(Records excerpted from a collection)
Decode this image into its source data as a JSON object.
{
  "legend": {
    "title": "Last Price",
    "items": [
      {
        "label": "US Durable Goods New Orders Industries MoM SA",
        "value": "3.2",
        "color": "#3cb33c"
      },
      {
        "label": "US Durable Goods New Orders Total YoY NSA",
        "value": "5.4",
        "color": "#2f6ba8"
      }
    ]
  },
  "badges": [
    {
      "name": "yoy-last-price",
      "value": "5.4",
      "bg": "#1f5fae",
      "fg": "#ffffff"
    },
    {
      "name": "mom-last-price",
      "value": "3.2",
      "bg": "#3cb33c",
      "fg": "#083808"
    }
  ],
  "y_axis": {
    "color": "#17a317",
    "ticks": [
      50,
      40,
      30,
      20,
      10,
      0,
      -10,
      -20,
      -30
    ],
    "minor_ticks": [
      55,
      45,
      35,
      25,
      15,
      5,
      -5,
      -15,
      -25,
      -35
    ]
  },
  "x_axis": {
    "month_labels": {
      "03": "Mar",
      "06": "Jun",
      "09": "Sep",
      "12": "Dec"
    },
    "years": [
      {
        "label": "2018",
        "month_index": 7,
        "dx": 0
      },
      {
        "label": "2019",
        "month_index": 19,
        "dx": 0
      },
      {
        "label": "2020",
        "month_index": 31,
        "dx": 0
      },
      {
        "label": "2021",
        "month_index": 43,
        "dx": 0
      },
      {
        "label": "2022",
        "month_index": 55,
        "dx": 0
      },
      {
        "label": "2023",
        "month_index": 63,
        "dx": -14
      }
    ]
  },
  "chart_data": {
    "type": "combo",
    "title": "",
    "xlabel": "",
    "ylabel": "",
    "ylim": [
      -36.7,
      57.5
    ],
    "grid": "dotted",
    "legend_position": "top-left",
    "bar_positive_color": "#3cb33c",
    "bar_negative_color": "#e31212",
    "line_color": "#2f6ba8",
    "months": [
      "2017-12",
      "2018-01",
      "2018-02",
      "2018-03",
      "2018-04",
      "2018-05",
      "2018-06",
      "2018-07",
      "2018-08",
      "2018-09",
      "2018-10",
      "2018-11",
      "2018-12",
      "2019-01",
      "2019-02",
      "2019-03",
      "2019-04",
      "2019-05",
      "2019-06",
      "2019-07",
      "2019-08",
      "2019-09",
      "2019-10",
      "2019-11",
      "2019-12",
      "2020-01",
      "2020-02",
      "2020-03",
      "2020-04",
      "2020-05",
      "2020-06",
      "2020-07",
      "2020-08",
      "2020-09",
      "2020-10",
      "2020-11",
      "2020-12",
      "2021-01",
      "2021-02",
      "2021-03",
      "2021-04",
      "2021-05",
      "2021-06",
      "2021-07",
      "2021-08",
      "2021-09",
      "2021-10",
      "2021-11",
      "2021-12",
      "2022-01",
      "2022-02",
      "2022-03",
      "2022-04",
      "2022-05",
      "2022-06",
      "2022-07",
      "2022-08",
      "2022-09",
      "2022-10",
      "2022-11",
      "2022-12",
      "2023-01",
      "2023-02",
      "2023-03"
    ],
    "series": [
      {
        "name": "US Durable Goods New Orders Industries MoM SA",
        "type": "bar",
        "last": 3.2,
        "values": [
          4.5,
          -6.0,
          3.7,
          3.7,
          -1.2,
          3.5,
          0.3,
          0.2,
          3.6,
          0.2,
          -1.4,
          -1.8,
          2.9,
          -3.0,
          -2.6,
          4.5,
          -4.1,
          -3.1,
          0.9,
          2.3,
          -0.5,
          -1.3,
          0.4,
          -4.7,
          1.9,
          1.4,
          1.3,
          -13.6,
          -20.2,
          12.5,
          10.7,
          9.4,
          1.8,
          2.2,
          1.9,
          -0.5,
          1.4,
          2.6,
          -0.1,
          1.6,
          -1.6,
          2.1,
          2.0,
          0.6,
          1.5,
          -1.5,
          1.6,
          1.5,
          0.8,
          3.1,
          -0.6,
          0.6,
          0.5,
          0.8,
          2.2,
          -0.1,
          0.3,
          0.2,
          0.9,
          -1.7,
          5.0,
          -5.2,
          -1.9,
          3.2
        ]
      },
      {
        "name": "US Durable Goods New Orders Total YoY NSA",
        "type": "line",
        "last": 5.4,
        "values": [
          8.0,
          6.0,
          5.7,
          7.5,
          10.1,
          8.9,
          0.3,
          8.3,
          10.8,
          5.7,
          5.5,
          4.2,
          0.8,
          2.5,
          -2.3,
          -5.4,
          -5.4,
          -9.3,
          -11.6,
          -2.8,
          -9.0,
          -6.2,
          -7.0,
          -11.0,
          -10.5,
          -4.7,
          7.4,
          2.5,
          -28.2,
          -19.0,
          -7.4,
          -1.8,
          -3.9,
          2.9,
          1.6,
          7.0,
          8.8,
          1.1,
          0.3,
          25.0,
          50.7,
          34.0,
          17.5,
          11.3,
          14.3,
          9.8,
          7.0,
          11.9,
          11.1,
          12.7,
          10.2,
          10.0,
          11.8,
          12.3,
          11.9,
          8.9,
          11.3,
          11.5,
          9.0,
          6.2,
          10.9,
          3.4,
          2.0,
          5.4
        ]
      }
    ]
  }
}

*Short exercise*
From the data, pick out every line that includes "name".

*Final result*
      "name": "yoy-last-price",
      "name": "mom-last-price",
        "name": "US Durable Goods New Orders Industries MoM SA",
        "name": "US Durable Goods New Orders Total YoY NSA",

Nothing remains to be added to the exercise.